▶ _Testo selezionato_:
Domanda. All'inizio la categoria non l'ha proprio apprezzata, la riforma
Risposta. No, infatti. Quando, poi, però, si è resa conto della necessità di un intervento per garantire la sostenibilità, il clima è cambiato. I punti «caldi» della riforma (l'aumento del contributo integrativo dal 2 al 4% e lo scalone che farà andare i professionisti in pensione a 70 anni nel 2021, ndr) hanno toccato ogni iscritto, dal più giovane a quello di mezza età, fino all'anziano. Ciò ha permesso, pertanto, di comporre in maniera equa quell'ipotesi di conflitto intergenerazionale che serpeggia nell'avvocatura.
D. Il balzo al 4% del contributo integrativo è stato assimilato?
R. È stato digerito. Anche perchè compensa l'aumento dei contributi soggettivi.

▶ _Materiale fornito_:
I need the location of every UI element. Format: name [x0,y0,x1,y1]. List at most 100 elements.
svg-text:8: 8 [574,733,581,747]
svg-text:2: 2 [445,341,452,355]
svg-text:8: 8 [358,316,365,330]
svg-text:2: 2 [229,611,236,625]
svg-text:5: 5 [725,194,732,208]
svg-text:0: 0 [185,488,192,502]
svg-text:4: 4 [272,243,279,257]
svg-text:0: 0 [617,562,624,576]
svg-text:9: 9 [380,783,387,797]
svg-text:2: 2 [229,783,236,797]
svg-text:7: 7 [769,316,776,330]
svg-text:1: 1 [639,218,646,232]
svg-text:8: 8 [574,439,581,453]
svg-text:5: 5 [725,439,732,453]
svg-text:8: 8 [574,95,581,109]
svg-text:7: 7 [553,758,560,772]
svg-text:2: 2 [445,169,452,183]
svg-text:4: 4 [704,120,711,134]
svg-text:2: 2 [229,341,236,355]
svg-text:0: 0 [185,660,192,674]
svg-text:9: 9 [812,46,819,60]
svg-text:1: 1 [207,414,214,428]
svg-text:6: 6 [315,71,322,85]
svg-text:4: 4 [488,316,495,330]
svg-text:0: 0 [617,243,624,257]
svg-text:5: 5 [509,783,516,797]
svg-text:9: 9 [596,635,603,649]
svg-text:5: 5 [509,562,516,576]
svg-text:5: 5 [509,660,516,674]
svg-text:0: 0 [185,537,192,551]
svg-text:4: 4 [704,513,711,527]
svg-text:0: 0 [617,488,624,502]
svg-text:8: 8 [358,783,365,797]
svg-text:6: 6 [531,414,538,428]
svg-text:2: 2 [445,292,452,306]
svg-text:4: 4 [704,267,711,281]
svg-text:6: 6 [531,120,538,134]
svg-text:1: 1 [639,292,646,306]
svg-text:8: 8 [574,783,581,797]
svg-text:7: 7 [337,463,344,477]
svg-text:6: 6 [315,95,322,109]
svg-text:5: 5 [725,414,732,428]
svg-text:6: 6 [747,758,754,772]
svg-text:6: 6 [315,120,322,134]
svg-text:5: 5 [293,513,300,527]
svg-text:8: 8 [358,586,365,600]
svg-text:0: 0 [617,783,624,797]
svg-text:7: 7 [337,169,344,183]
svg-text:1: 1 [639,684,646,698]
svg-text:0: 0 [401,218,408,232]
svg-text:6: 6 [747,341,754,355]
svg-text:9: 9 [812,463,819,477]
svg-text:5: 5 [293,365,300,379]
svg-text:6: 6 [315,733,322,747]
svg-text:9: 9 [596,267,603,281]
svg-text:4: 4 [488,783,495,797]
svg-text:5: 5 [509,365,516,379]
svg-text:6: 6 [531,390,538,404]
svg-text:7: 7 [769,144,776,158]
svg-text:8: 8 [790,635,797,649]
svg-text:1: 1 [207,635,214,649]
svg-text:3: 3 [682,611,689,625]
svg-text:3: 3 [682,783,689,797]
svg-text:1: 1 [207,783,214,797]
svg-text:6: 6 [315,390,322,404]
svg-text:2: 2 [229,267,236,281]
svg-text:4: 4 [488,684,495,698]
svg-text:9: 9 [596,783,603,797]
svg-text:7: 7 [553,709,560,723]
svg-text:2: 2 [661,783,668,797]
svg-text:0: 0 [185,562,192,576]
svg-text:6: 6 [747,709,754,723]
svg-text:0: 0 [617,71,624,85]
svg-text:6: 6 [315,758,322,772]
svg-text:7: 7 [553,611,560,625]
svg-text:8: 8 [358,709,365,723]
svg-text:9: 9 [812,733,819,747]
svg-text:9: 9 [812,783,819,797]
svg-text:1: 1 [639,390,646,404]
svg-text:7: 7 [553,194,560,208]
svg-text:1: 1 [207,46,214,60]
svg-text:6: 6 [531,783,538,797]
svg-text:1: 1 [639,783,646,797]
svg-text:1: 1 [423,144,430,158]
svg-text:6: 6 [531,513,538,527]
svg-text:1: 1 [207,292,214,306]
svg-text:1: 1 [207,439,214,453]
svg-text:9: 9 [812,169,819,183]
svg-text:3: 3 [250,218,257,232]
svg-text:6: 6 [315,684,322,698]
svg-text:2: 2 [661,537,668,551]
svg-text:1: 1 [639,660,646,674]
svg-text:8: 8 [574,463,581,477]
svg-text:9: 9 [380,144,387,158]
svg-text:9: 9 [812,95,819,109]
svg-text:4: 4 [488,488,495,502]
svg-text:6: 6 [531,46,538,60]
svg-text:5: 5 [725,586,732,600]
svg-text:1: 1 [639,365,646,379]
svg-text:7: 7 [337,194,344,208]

▶ _Esercizio 1_: Riporta il passo dell'intervista sulla riforma che si apre con le parole contenenti «Domanda. All'inizio la» e si chiude con «dei contributi soggettivi.».
▶ _Esercizio 2_: Secondo l'intervista sulla riforma, a quale età lo scalone farà andare in pensione i professionisti nel 2021?

▶ _Soluzione esercizio 1_:
Domanda. All'inizio la categoria non l'ha proprio apprezzata, la riforma
Risposta. No, infatti. Quando, poi, però, si è resa conto della necessità di un intervento per garantire la sostenibilità, il clima è cambiato. I punti «caldi» della riforma (l'aumento del contributo integrativo dal 2 al 4% e lo scalone che farà andare i professionisti in pensione a 70 anni nel 2021, ndr) hanno toccato ogni iscritto, dal più giovane a quello di mezza età, fino all'anziano. Ciò ha permesso, pertanto, di comporre in maniera equa quell'ipotesi di conflitto intergenerazionale che serpeggia nell'avvocatura.
D. Il balzo al 4% del contributo integrativo è stato assimilato?
R. È stato digerito. Anche perchè compensa l'aumento dei contributi soggettivi.

▶ _Soluzione esercizio 2_: A 70 anni.